Collection entries
>> start

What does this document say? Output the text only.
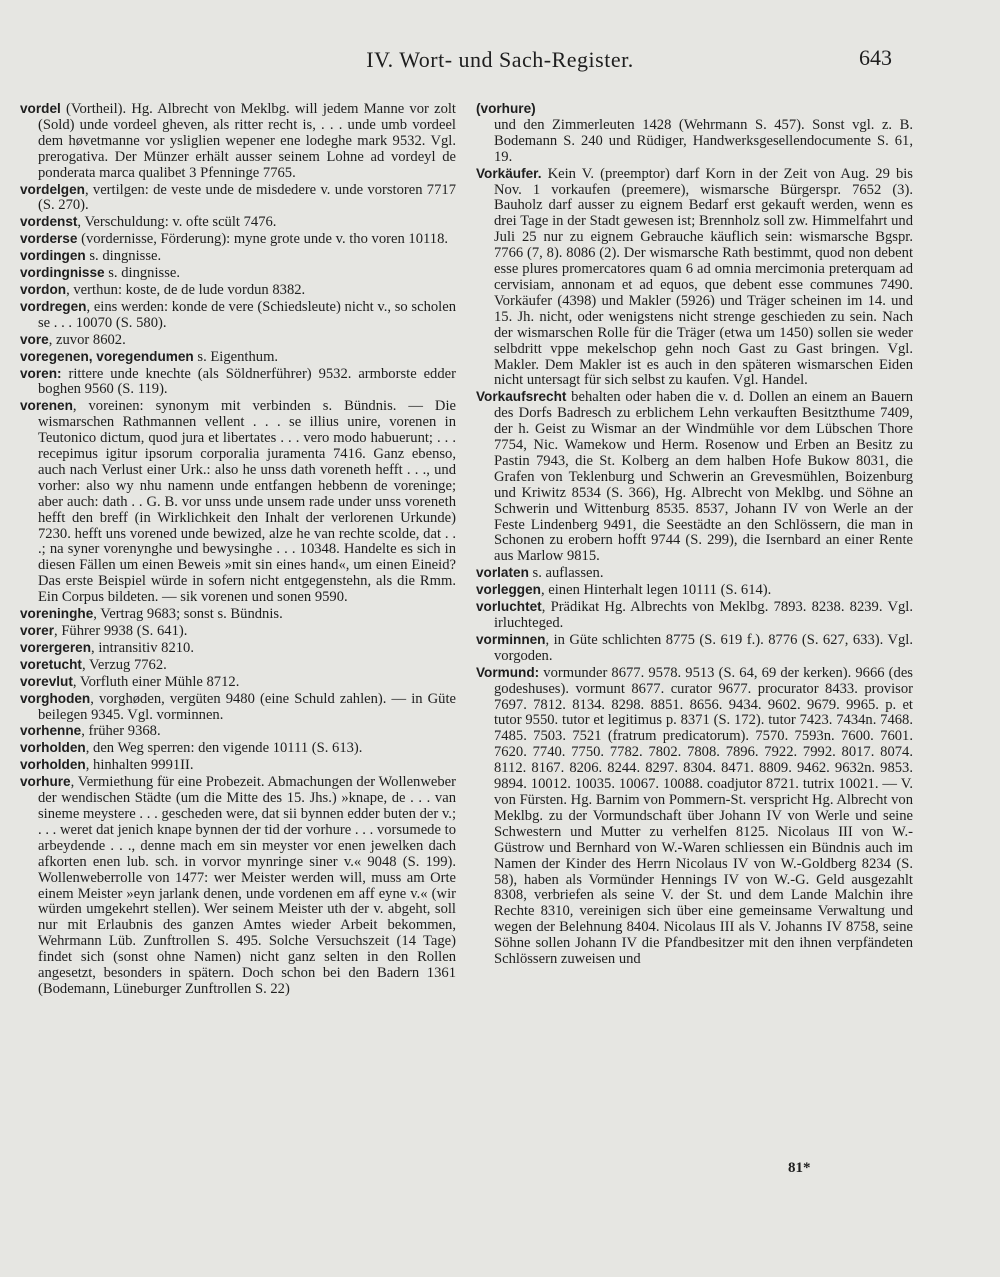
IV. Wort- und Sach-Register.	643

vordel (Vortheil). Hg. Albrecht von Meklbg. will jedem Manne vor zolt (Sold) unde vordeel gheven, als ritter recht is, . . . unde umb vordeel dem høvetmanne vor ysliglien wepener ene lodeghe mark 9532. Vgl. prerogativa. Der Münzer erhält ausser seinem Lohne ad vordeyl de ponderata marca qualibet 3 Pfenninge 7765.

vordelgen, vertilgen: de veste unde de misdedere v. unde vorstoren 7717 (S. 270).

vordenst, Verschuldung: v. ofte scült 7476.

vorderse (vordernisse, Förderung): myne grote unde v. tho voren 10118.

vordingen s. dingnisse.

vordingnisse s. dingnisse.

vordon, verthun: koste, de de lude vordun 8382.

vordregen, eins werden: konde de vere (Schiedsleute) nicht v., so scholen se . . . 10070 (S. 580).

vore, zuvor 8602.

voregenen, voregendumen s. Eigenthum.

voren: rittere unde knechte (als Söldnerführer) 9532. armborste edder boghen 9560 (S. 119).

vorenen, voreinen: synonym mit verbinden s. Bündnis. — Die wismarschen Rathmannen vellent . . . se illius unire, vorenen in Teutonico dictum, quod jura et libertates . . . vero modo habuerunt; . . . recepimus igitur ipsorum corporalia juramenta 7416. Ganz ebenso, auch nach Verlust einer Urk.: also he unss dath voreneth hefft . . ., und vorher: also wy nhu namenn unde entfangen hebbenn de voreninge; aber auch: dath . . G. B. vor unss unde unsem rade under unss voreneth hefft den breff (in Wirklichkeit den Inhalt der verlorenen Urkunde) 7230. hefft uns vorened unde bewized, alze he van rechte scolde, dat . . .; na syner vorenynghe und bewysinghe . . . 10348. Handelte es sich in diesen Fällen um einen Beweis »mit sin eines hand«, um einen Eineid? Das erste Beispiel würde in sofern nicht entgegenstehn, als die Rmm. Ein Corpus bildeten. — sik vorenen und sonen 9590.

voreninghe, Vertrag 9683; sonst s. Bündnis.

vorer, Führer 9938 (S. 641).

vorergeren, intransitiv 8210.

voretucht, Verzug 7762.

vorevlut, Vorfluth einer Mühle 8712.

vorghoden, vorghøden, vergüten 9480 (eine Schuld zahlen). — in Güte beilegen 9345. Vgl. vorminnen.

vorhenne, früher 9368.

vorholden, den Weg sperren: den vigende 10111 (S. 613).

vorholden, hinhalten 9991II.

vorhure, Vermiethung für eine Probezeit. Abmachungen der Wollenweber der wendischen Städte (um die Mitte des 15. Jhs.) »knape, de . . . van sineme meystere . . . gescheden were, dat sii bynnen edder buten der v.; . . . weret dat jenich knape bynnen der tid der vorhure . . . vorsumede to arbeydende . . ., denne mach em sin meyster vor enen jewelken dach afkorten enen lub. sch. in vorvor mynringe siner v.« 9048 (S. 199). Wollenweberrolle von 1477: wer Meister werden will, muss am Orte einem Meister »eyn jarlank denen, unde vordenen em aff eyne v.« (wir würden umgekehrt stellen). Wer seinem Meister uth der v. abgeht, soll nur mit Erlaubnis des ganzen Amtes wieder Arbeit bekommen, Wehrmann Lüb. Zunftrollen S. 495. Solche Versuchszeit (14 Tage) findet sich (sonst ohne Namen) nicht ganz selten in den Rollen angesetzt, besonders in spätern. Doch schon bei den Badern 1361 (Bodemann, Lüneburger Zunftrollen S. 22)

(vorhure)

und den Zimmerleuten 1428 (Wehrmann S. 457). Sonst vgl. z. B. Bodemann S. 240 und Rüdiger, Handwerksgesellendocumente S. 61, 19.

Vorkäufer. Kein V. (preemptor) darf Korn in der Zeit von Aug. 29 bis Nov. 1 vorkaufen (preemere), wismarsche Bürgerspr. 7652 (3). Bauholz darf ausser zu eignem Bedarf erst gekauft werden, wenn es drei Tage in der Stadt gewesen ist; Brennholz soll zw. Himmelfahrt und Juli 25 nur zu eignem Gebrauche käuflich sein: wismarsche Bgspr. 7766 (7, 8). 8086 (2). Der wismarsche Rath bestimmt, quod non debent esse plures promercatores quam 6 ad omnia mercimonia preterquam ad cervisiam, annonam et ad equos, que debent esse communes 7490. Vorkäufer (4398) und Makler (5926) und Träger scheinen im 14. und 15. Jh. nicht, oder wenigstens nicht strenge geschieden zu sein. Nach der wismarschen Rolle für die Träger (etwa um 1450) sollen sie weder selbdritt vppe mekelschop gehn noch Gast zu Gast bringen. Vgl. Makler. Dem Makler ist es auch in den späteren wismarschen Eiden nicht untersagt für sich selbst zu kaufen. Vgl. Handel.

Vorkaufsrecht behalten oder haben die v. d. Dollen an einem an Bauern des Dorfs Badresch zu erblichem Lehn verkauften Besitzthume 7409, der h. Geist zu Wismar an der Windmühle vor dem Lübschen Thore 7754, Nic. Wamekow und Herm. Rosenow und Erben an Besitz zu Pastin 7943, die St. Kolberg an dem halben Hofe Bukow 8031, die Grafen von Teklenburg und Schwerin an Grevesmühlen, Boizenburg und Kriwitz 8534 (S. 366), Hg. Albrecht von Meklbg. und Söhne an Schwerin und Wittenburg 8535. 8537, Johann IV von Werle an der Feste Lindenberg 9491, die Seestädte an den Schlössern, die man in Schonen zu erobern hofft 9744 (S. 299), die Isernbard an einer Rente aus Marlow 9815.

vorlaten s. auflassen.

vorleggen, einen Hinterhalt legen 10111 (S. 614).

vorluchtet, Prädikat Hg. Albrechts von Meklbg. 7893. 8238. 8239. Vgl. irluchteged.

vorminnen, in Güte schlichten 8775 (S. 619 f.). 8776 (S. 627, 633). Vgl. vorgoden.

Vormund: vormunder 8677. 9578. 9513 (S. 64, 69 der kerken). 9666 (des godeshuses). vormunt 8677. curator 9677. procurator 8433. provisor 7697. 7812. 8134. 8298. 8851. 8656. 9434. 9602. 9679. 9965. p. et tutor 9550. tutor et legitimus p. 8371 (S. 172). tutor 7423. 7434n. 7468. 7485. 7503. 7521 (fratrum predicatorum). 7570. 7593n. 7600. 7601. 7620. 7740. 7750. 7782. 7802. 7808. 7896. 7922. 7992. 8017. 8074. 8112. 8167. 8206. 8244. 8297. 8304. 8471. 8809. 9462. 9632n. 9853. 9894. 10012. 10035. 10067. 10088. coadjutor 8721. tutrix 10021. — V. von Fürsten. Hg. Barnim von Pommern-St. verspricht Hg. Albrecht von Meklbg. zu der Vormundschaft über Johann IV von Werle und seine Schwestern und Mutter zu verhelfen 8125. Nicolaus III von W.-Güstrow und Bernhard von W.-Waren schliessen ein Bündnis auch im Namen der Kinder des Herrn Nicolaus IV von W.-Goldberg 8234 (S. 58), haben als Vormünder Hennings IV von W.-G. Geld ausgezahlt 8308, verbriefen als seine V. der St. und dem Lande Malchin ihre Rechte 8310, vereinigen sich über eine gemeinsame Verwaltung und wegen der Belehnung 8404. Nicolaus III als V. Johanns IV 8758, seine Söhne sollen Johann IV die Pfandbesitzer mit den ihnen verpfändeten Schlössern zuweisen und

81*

>> end
>> start

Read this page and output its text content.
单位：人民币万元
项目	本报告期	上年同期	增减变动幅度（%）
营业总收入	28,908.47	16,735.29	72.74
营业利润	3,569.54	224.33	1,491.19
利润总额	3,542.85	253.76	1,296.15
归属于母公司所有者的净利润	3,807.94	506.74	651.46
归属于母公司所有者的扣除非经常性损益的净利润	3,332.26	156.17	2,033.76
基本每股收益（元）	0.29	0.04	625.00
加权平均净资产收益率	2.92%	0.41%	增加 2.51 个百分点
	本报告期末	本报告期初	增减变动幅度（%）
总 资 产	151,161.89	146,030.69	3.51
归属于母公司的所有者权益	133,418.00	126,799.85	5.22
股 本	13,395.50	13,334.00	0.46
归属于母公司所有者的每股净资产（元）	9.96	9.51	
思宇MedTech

>> end
>> start

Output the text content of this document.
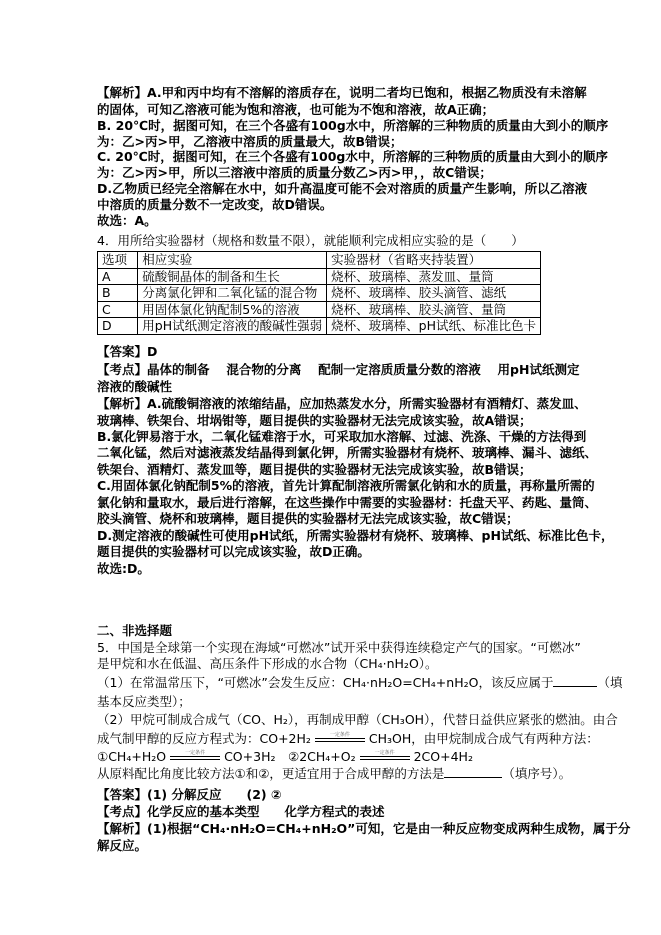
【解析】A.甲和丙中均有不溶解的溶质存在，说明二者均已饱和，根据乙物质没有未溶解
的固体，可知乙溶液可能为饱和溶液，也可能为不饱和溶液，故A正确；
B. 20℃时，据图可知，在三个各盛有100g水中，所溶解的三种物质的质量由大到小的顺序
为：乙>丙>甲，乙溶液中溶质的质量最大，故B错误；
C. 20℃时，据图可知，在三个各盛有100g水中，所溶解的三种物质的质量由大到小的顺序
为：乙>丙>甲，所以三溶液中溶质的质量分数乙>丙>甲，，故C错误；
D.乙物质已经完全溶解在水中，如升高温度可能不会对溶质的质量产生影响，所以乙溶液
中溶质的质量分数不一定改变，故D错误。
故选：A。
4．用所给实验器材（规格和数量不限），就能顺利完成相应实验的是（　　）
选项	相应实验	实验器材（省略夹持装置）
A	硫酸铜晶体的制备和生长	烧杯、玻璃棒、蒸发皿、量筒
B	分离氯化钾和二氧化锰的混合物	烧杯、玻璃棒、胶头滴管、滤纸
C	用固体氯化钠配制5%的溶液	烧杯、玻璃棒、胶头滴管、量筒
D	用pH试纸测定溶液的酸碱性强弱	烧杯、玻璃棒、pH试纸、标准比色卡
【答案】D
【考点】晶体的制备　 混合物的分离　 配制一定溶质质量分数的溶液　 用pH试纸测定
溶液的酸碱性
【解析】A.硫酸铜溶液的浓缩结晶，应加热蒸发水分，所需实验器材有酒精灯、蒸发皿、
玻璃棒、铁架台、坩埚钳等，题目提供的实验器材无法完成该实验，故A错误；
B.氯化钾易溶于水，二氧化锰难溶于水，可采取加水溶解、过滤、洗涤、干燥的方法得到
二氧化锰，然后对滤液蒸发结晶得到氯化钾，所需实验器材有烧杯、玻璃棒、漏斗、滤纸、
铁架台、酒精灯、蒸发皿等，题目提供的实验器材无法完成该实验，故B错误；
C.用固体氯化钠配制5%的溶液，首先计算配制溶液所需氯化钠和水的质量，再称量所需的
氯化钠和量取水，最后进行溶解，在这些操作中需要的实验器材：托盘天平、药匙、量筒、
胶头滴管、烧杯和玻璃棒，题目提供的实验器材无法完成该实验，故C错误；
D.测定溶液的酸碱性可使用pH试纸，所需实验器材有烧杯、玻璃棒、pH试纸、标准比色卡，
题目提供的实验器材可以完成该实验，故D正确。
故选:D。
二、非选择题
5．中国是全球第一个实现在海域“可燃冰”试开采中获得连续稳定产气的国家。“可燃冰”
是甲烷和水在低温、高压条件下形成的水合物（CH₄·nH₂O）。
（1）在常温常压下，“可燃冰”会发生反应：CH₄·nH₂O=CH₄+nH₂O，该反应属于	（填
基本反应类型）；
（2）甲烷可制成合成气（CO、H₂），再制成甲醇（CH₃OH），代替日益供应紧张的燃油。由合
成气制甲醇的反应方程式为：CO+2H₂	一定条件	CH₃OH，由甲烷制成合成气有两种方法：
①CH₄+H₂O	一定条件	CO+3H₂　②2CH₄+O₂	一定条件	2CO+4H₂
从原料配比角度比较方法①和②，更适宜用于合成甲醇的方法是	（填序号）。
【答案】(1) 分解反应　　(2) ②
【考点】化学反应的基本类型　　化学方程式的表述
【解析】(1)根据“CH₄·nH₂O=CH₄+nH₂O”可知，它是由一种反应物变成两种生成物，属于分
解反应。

>> end

→ **What the exercise asks**: Look through the entries and find each line that has the string "增减变动幅度". Copy those lines.

→ **Response below**:
项目	本报告期	上年同期	增减变动幅度（%）
	本报告期末	本报告期初	增减变动幅度（%）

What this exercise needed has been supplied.